— begin RECORDS TO PROCESS —
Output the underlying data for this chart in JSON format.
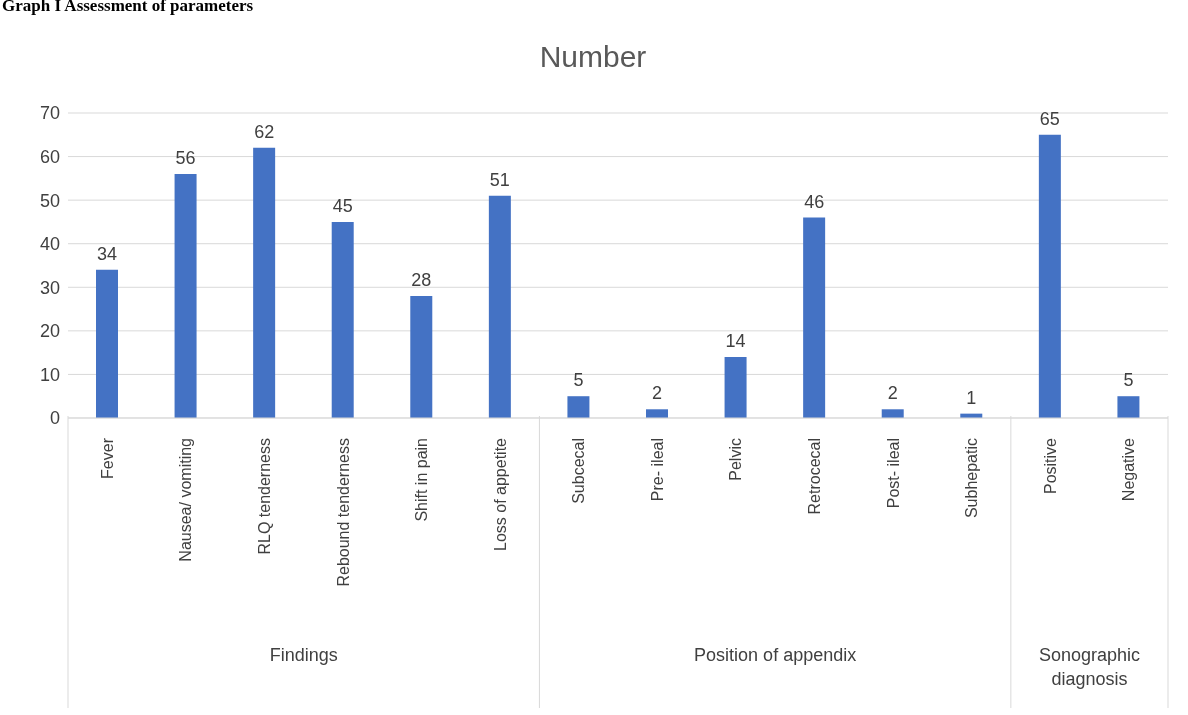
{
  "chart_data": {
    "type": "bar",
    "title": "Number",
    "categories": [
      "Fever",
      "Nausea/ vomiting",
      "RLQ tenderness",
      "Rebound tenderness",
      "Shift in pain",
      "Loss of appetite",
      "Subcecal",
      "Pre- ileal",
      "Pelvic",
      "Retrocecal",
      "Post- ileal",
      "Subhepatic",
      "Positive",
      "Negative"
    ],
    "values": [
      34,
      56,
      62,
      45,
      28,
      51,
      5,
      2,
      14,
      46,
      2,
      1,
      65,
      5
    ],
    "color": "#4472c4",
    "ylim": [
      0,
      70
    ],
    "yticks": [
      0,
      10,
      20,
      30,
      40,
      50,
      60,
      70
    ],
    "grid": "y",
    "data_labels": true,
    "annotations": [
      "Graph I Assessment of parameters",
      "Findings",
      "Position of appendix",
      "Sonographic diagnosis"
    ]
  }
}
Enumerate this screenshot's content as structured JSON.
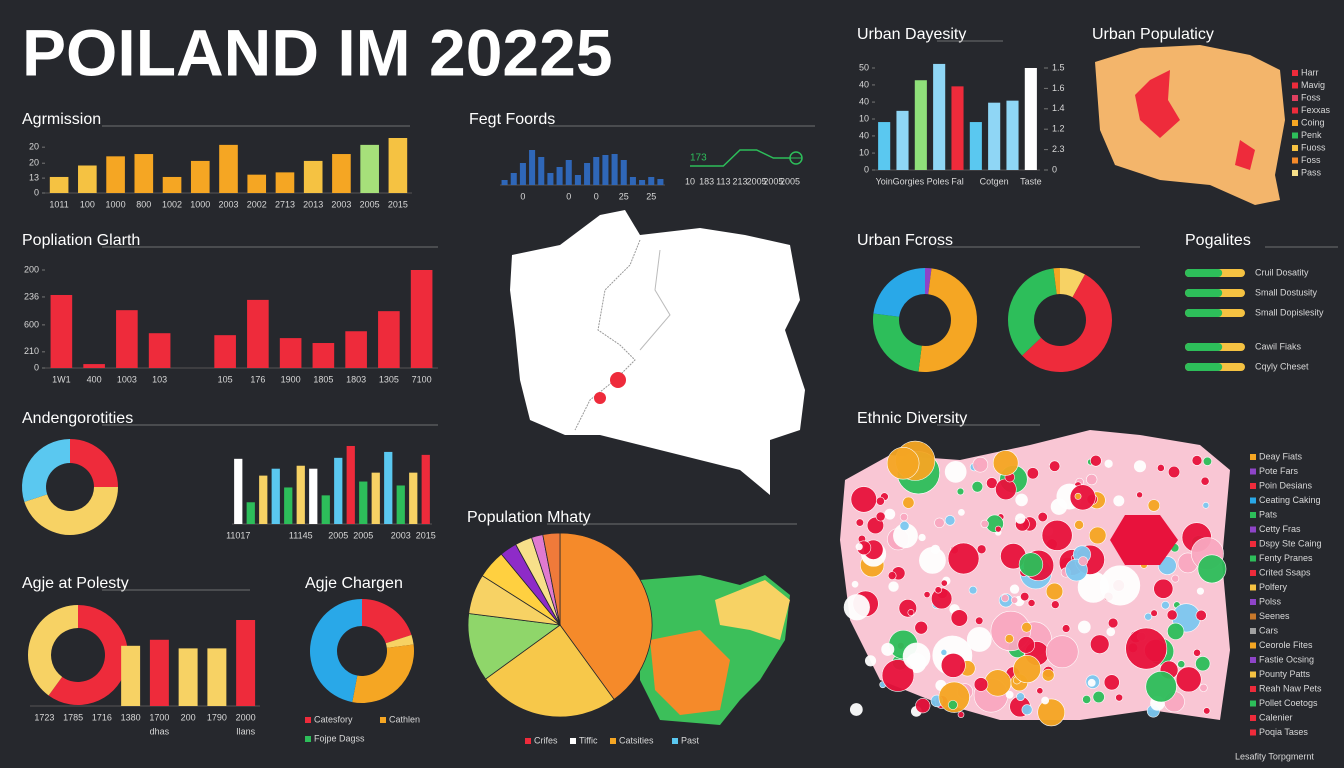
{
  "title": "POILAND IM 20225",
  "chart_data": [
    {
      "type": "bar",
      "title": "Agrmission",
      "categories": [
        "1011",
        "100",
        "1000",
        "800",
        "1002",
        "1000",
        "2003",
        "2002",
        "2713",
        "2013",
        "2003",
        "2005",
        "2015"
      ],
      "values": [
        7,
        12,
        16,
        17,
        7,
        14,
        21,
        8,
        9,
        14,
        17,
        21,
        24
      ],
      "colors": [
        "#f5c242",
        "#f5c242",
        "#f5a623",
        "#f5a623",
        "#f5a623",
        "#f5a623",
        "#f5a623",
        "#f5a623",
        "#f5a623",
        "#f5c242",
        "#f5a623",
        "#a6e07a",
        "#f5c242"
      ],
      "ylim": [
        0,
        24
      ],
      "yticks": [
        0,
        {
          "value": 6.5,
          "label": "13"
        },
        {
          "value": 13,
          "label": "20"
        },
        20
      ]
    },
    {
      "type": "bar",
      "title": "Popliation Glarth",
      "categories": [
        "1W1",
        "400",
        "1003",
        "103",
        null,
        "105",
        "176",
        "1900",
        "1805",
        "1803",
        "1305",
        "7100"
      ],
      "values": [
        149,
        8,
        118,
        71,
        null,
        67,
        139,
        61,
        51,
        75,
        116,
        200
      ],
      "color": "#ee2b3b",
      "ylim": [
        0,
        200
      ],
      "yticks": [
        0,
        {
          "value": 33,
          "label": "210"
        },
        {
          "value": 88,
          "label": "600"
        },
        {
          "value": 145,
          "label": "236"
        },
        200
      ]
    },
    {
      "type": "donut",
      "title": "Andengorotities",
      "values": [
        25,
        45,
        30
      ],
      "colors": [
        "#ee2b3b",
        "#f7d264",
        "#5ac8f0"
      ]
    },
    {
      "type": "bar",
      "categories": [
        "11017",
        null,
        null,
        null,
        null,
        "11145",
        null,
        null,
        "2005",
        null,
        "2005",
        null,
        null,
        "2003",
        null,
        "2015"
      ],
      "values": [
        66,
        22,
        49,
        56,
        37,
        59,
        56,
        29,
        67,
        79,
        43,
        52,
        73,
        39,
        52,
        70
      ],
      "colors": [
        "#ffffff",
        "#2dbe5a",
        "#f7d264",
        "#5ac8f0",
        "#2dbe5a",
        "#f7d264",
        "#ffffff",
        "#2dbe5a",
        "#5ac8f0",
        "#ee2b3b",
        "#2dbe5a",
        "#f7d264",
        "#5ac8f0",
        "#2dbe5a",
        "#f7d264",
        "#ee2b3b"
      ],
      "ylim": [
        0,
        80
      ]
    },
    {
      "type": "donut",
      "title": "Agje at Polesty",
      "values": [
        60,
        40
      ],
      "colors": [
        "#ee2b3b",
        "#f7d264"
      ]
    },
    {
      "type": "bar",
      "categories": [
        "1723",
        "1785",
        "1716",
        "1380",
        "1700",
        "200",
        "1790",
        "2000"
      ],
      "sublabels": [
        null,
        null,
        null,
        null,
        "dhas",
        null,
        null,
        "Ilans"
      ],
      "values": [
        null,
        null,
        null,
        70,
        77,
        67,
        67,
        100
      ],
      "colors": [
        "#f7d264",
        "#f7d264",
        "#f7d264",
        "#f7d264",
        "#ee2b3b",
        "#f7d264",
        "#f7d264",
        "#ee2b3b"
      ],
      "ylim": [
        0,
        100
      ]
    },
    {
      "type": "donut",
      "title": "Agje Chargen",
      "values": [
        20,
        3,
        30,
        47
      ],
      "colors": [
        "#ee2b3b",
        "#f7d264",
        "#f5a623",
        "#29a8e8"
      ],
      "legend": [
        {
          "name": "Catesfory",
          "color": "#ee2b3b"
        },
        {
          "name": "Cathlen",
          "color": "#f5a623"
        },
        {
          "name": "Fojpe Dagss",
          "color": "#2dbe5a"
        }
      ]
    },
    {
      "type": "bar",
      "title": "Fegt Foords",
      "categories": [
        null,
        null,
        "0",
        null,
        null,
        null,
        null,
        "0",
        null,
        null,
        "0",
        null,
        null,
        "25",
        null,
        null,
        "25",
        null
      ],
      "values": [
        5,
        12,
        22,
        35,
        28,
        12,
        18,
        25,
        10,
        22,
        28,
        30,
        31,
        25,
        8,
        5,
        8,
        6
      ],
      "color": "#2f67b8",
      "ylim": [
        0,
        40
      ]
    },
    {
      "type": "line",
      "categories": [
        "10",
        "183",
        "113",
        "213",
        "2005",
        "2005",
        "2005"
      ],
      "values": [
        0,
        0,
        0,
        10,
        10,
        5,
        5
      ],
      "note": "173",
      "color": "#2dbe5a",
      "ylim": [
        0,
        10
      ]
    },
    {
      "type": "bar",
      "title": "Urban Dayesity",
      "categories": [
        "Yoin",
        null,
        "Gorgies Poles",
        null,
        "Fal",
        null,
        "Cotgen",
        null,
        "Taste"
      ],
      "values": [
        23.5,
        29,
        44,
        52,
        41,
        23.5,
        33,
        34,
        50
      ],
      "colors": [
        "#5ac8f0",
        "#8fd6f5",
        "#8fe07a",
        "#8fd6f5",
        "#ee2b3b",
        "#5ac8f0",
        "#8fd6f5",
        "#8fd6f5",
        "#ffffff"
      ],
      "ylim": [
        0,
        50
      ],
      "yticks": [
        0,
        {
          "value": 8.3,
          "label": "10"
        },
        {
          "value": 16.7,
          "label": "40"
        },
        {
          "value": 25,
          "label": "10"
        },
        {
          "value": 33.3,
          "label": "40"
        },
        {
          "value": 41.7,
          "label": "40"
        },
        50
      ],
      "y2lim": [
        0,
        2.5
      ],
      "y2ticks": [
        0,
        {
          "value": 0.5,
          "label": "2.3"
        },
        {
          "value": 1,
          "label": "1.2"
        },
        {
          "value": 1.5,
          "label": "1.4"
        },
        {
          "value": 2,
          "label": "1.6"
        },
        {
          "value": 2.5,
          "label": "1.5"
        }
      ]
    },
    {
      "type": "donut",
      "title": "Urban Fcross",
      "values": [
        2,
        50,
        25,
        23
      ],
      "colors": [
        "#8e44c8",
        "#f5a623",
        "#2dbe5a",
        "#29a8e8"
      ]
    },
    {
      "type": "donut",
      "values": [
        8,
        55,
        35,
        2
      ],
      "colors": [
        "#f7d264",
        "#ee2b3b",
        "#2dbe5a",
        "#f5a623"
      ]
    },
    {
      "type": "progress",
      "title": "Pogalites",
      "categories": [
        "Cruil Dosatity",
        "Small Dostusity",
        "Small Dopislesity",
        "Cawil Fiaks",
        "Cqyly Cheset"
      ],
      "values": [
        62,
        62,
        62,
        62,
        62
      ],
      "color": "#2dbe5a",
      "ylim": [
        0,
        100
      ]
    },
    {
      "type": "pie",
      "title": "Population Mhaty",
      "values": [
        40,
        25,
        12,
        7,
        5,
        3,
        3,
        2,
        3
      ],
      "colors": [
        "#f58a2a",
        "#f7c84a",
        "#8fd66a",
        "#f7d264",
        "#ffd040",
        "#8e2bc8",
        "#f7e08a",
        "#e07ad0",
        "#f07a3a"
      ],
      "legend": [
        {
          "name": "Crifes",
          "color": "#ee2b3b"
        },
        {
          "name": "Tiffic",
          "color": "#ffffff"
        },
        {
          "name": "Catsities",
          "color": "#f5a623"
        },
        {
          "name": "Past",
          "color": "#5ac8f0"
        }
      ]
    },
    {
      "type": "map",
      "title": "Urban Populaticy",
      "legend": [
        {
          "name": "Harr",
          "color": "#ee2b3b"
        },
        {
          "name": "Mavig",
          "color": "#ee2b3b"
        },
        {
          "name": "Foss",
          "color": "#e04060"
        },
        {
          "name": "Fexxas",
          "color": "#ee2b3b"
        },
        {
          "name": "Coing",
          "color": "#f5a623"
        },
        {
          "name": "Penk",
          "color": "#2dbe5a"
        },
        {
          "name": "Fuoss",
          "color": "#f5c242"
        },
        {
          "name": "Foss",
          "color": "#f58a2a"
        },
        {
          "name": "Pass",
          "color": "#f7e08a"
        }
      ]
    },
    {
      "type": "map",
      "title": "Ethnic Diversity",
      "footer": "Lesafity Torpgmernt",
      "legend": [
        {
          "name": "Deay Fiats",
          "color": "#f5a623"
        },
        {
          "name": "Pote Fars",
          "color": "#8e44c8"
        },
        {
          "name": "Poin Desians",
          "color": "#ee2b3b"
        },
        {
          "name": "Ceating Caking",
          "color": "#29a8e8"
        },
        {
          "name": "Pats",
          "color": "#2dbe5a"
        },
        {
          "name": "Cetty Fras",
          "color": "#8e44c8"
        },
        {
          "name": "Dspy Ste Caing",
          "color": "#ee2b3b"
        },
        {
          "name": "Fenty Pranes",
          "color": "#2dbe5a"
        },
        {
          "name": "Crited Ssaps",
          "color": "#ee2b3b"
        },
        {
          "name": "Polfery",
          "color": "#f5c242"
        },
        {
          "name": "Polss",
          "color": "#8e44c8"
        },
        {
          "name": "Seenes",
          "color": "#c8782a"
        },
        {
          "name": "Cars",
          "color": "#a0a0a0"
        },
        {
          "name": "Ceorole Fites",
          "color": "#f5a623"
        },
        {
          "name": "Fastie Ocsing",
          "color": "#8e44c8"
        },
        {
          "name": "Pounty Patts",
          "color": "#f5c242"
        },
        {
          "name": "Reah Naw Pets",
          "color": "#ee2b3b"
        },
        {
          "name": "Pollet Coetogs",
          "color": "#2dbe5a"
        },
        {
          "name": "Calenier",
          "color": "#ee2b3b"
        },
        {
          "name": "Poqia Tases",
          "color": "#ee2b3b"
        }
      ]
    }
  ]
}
— end RECORDS TO PROCESS —
AIM → Identify lines with the string "tenderness". Copy each one.

TASK RESPONSE →
      "RLQ tenderness",
      "Rebound tenderness",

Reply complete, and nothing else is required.